**WHAT THE TASK REQUIRES:** Give the data a second time, exactly and in full.

**AVAILABLE DATA:**
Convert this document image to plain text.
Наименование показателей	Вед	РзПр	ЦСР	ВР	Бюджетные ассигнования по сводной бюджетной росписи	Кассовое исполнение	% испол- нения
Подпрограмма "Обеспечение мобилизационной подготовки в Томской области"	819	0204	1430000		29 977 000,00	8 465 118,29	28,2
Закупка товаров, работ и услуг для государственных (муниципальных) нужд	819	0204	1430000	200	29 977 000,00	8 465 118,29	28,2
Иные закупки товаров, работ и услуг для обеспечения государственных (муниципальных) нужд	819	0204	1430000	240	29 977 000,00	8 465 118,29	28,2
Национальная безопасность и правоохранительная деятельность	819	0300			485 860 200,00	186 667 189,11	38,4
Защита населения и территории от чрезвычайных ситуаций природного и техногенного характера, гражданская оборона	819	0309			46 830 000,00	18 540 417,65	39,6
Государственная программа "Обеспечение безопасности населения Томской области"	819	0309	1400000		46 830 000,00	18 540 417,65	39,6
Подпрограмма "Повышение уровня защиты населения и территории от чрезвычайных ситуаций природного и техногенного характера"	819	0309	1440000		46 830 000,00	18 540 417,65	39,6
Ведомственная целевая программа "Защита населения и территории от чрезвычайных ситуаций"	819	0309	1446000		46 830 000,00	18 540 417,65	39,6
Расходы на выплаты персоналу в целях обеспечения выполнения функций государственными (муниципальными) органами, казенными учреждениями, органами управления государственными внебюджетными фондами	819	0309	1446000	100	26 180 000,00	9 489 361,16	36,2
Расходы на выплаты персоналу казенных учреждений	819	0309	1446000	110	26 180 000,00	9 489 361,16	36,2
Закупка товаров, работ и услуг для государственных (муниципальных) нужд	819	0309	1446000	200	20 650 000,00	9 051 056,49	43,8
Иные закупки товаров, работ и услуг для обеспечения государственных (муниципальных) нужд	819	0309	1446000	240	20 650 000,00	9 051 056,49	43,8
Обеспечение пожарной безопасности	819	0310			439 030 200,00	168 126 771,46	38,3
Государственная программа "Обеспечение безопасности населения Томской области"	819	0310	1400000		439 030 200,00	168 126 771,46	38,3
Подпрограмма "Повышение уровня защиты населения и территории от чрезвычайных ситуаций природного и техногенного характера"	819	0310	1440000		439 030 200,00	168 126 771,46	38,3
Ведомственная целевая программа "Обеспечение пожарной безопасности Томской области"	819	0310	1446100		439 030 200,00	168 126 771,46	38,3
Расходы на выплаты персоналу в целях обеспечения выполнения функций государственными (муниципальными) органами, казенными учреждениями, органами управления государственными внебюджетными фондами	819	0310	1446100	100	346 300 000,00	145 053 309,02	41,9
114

**WORKED SOLUTION:**
Convert this document image to plain text.
Наименование показателей	Вед	РзПр	ЦСР	ВР	Бюджетные ассигнования по сводной бюджетной росписи	Кассовое исполнение	% испол- нения
Подпрограмма "Обеспечение мобилизационной подготовки в Томской области"	819	0204	1430000		29 977 000,00	8 465 118,29	28,2
Закупка товаров, работ и услуг для государственных (муниципальных) нужд	819	0204	1430000	200	29 977 000,00	8 465 118,29	28,2
Иные закупки товаров, работ и услуг для обеспечения государственных (муниципальных) нужд	819	0204	1430000	240	29 977 000,00	8 465 118,29	28,2
Национальная безопасность и правоохранительная деятельность	819	0300			485 860 200,00	186 667 189,11	38,4
Защита населения и территории от чрезвычайных ситуаций природного и техногенного характера, гражданская оборона	819	0309			46 830 000,00	18 540 417,65	39,6
Государственная программа "Обеспечение безопасности населения Томской области"	819	0309	1400000		46 830 000,00	18 540 417,65	39,6
Подпрограмма "Повышение уровня защиты населения и территории от чрезвычайных ситуаций природного и техногенного характера"	819	0309	1440000		46 830 000,00	18 540 417,65	39,6
Ведомственная целевая программа "Защита населения и территории от чрезвычайных ситуаций"	819	0309	1446000		46 830 000,00	18 540 417,65	39,6
Расходы на выплаты персоналу в целях обеспечения выполнения функций государственными (муниципальными) органами, казенными учреждениями, органами управления государственными внебюджетными фондами	819	0309	1446000	100	26 180 000,00	9 489 361,16	36,2
Расходы на выплаты персоналу казенных учреждений	819	0309	1446000	110	26 180 000,00	9 489 361,16	36,2
Закупка товаров, работ и услуг для государственных (муниципальных) нужд	819	0309	1446000	200	20 650 000,00	9 051 056,49	43,8
Иные закупки товаров, работ и услуг для обеспечения государственных (муниципальных) нужд	819	0309	1446000	240	20 650 000,00	9 051 056,49	43,8
Обеспечение пожарной безопасности	819	0310			439 030 200,00	168 126 771,46	38,3
Государственная программа "Обеспечение безопасности населения Томской области"	819	0310	1400000		439 030 200,00	168 126 771,46	38,3
Подпрограмма "Повышение уровня защиты населения и территории от чрезвычайных ситуаций природного и техногенного характера"	819	0310	1440000		439 030 200,00	168 126 771,46	38,3
Ведомственная целевая программа "Обеспечение пожарной безопасности Томской области"	819	0310	1446100		439 030 200,00	168 126 771,46	38,3
Расходы на выплаты персоналу в целях обеспечения выполнения функций государственными (муниципальными) органами, казенными учреждениями, органами управления государственными внебюджетными фондами	819	0310	1446100	100	346 300 000,00	145 053 309,02	41,9
114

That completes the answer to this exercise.